╔══

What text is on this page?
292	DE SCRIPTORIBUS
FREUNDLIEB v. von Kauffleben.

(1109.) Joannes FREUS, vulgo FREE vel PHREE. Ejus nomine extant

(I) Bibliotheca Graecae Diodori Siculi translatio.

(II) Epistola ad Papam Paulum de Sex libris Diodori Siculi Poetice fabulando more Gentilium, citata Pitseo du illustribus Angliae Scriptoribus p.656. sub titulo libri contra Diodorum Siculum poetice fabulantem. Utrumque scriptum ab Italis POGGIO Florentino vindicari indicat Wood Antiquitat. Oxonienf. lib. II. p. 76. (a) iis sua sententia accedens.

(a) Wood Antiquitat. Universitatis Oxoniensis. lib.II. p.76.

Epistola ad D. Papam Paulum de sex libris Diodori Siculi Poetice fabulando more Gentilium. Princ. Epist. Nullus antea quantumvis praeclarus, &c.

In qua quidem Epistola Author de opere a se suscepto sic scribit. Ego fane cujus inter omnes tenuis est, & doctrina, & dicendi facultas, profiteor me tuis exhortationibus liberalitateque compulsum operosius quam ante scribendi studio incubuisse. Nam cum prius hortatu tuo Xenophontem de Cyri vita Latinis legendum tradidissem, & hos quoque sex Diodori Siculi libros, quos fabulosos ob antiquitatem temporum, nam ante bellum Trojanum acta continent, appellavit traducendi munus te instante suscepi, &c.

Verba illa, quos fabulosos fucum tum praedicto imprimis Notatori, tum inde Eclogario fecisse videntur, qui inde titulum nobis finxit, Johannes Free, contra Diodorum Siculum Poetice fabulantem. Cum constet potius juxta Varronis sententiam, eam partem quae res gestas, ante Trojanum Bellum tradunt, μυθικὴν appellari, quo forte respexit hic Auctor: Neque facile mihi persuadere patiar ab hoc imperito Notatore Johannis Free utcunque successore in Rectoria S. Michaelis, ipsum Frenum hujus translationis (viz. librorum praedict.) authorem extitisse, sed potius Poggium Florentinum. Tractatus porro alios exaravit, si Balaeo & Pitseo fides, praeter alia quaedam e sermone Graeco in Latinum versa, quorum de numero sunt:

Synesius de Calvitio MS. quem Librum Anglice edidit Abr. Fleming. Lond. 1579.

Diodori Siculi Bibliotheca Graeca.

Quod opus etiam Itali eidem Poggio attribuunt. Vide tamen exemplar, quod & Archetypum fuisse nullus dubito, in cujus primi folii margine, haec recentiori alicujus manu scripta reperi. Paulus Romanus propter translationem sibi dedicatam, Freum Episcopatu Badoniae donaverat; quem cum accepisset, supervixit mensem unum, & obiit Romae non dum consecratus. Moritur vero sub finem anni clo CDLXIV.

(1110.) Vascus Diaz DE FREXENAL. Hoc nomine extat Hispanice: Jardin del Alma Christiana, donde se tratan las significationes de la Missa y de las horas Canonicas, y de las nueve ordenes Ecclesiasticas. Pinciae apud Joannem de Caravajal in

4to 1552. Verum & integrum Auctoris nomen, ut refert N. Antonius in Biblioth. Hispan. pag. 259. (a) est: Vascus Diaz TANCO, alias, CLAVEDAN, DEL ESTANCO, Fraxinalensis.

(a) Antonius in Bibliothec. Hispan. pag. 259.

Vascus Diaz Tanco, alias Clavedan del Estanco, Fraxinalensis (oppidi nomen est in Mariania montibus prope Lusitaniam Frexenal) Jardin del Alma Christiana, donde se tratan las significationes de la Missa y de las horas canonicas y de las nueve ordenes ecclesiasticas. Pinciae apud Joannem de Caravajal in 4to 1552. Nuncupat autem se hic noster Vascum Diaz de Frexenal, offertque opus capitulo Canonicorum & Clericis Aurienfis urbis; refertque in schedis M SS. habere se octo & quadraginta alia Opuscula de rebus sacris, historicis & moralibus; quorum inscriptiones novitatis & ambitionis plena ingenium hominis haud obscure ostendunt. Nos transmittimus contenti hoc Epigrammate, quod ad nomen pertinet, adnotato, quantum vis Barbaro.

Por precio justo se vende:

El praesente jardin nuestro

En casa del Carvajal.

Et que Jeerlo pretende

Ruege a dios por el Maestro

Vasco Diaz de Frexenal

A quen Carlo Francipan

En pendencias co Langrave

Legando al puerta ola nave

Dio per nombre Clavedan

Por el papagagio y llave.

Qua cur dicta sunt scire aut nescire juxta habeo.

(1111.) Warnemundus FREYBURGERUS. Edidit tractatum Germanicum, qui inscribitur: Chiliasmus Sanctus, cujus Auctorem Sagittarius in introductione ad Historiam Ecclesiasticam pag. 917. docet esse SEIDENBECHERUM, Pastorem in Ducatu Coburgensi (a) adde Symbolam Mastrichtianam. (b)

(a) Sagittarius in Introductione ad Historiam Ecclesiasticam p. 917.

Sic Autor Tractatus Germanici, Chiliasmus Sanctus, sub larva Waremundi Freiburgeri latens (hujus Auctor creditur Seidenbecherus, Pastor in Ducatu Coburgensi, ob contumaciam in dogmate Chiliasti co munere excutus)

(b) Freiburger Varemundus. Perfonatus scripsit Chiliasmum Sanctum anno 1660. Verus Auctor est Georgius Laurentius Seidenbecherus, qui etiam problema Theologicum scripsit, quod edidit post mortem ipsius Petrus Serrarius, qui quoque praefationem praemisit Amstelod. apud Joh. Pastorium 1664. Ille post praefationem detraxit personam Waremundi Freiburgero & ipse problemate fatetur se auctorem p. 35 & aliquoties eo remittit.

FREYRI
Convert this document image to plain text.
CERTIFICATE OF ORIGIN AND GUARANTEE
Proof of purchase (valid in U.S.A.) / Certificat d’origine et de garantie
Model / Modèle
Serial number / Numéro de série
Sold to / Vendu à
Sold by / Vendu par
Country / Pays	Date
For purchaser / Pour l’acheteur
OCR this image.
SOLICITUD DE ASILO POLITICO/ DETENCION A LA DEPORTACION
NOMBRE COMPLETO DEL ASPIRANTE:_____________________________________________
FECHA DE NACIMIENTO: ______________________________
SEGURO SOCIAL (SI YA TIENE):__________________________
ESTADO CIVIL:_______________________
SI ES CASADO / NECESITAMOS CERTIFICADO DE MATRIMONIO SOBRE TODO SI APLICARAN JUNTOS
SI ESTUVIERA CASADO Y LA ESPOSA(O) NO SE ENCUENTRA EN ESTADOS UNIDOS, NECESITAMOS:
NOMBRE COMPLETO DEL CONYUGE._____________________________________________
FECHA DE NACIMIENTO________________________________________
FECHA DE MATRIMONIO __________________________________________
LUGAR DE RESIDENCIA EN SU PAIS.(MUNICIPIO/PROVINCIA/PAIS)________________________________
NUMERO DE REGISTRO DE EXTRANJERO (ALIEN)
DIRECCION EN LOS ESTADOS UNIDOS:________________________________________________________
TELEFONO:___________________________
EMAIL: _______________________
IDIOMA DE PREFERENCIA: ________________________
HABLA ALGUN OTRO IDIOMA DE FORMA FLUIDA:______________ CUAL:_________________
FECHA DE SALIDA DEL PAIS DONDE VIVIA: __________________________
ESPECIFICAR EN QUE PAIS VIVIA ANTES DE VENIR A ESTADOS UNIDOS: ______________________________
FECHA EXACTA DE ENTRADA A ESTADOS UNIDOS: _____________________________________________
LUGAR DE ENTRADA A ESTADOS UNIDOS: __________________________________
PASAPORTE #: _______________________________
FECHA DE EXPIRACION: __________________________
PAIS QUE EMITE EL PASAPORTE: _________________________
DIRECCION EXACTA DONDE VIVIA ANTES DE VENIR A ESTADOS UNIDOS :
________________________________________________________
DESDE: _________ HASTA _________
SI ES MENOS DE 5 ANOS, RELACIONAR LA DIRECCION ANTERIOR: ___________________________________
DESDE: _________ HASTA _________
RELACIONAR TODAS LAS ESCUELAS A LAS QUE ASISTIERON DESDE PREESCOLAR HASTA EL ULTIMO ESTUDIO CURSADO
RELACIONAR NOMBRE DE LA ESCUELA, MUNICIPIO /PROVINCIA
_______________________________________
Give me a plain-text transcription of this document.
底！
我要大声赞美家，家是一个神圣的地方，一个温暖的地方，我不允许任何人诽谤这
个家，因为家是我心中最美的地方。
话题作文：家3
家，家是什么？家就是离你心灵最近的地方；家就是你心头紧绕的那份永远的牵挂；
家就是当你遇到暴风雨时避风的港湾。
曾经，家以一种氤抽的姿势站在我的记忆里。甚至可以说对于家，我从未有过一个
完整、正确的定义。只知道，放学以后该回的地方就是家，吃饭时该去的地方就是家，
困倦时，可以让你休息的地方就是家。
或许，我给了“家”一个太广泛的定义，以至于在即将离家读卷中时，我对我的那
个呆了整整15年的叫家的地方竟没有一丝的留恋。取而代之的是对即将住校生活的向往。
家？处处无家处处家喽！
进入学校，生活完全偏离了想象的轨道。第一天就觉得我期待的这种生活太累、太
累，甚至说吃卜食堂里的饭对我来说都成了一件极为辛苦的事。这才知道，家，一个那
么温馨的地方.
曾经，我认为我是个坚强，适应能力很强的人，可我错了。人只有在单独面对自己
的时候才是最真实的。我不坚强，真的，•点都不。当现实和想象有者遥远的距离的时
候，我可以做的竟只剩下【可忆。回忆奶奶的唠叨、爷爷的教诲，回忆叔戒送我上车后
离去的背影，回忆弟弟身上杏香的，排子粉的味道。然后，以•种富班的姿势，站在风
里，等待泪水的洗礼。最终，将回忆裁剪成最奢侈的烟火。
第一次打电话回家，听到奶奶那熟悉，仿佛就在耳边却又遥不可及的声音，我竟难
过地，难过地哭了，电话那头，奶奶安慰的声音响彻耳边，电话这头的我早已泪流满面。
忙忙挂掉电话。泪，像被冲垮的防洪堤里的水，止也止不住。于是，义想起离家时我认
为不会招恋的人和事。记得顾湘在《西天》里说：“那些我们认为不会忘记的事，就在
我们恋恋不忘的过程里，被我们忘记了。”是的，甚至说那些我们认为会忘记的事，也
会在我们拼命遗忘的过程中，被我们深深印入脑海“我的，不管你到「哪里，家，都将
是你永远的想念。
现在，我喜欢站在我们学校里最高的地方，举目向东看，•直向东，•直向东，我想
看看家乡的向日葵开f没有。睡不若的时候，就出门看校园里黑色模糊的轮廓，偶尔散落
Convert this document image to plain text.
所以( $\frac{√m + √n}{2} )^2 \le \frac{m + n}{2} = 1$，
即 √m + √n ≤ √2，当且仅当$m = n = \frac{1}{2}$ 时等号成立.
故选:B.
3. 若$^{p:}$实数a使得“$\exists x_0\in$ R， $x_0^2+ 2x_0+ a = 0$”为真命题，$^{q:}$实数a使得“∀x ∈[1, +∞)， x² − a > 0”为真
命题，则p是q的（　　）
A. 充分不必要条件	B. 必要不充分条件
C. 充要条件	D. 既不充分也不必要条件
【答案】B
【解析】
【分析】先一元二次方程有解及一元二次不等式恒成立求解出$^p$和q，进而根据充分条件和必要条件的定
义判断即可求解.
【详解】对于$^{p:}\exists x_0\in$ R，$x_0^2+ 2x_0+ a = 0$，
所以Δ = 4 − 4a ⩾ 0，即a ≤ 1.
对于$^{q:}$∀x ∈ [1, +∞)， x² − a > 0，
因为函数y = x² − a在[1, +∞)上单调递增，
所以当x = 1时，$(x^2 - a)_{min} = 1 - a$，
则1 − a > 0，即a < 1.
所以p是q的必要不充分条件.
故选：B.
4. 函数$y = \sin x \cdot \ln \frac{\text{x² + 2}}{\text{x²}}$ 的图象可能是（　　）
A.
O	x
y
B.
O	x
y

╚══

Challenge » Select all lines in the listing above where the word "nomine" appears, and show them.

Right answer »
(1109.) Joannes FREUS, vulgo FREE vel PHREE. Ejus nomine extant
(1110.) Vascus Diaz DE FREXENAL. Hoc nomine extat Hispanice: Jardin del Alma Christiana, donde se tratan las significationes de la Missa y de las horas Canonicas, y de las nueve ordenes Ecclesiasticas. Pinciae apud Joannem de Caravajal in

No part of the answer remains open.